# What needs to be done
Look for "Rate" in the listing below. Gather each line that contains it.

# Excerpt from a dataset
* * * * *

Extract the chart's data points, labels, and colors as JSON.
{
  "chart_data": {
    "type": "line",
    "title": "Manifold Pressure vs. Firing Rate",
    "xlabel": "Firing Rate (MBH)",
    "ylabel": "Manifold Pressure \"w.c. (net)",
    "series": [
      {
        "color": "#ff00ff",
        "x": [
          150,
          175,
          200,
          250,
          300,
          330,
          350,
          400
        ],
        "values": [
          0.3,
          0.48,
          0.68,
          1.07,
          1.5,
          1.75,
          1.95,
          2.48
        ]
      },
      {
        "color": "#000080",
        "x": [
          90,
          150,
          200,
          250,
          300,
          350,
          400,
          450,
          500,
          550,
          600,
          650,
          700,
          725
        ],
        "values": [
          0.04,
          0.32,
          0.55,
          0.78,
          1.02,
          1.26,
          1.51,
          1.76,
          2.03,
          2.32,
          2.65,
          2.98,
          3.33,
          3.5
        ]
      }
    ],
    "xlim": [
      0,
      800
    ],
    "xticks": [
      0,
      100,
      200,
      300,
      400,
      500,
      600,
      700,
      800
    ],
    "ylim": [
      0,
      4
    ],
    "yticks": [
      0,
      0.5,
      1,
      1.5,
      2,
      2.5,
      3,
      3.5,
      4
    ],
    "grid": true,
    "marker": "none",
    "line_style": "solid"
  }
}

* * * * *

# Task response
    "title": "Manifold Pressure vs. Firing Rate",
    "xlabel": "Firing Rate (MBH)",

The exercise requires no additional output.